> MATERIAL
#####

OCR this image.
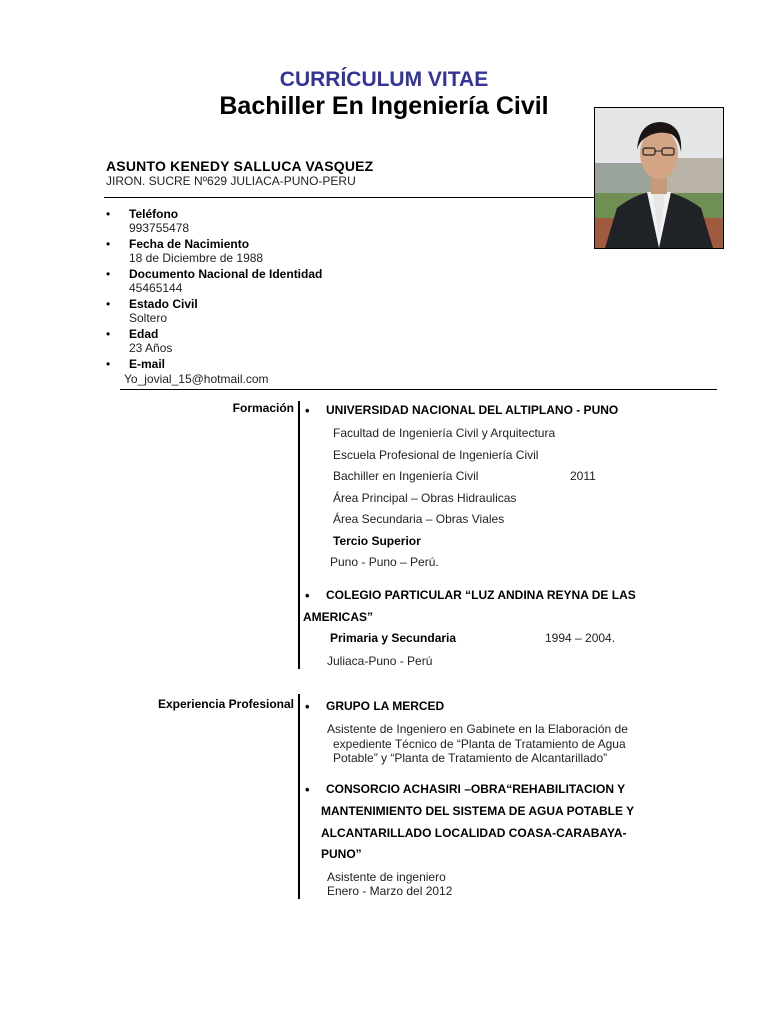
CURRÍCULUM VITAE
Bachiller En Ingeniería Civil
ASUNTO KENEDY SALLUCA VASQUEZ
JIRON. SUCRE Nº629 JULIACA-PUNO-PERU
• Teléfono
993755478
• Fecha de Nacimiento
18 de Diciembre de 1988
• Documento Nacional de Identidad
45465144
• Estado Civil
Soltero
• Edad
23 Años
• E-mail
Yo_jovial_15@hotmail.com
Formación • UNIVERSIDAD NACIONAL DEL ALTIPLANO - PUNO
Facultad de Ingeniería Civil y Arquitectura
Escuela Profesional de Ingeniería Civil
Bachiller en Ingeniería Civil	2011
Área Principal – Obras Hidraulicas
Área Secundaria – Obras Viales
Tercio Superior
Puno - Puno – Perú.
• COLEGIO PARTICULAR “LUZ ANDINA REYNA DE LAS
AMERICAS”
Primaria y Secundaria	1994 – 2004.
Juliaca-Puno - Perú
Experiencia Profesional • GRUPO LA MERCED
Asistente de Ingeniero en Gabinete en la Elaboración de
expediente Técnico de “Planta de Tratamiento de Agua
Potable” y “Planta de Tratamiento de Alcantarillado”
• CONSORCIO ACHASIRI –OBRA“REHABILITACION Y
MANTENIMIENTO DEL SISTEMA DE AGUA POTABLE Y
ALCANTARILLADO LOCALIDAD COASA-CARABAYA-
PUNO”
Asistente de ingeniero
Enero - Marzo del 2012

#####

> WRITTEN EXERCISE
In the entries above, how many lines contain the word "Tratamiento"? Answer with the number only.

> EXERCISE RESPONSE
2